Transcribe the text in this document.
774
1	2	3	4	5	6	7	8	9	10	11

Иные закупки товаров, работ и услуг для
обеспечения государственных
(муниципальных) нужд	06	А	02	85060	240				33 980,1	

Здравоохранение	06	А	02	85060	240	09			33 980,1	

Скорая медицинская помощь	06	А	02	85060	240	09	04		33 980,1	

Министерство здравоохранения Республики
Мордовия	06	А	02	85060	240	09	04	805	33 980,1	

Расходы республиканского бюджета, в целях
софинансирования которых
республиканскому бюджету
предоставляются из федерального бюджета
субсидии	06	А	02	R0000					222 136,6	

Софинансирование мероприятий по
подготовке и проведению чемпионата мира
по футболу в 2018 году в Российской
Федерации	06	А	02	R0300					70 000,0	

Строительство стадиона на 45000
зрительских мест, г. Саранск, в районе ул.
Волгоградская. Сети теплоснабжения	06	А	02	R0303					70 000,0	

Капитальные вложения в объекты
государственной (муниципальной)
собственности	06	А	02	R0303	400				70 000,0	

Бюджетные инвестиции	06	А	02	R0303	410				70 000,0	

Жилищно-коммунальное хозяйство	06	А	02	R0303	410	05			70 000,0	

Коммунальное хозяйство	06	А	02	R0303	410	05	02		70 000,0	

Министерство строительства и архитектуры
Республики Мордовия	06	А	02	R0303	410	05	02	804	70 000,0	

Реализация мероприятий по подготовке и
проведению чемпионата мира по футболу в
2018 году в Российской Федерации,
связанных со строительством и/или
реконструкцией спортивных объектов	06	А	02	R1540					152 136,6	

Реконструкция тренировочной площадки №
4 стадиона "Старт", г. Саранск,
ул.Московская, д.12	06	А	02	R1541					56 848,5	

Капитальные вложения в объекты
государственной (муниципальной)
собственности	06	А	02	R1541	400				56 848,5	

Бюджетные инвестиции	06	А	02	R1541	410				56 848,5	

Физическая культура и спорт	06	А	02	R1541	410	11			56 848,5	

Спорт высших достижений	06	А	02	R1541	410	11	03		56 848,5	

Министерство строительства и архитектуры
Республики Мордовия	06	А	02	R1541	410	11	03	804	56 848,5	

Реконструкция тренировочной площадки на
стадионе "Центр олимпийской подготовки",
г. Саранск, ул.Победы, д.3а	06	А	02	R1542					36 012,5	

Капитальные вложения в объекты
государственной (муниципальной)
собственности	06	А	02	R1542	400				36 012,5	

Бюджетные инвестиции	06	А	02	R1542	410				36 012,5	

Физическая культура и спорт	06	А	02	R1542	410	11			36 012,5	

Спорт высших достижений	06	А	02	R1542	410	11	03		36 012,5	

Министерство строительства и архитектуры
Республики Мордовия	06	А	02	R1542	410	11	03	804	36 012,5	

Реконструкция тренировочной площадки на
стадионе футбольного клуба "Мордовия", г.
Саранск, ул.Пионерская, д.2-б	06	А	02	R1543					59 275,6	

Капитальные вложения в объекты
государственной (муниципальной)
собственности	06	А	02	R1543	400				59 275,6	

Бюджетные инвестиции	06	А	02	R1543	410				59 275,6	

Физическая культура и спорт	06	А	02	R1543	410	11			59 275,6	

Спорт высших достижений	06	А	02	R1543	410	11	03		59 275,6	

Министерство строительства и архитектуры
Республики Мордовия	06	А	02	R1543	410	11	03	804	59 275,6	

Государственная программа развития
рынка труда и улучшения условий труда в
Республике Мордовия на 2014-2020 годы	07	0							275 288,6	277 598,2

_GOAL_:
Pull out and copy each line containing the string "чемпионата".

_EXPECTED ANSWER_:
подготовке и проведению чемпионата мира
проведению чемпионата мира по футболу в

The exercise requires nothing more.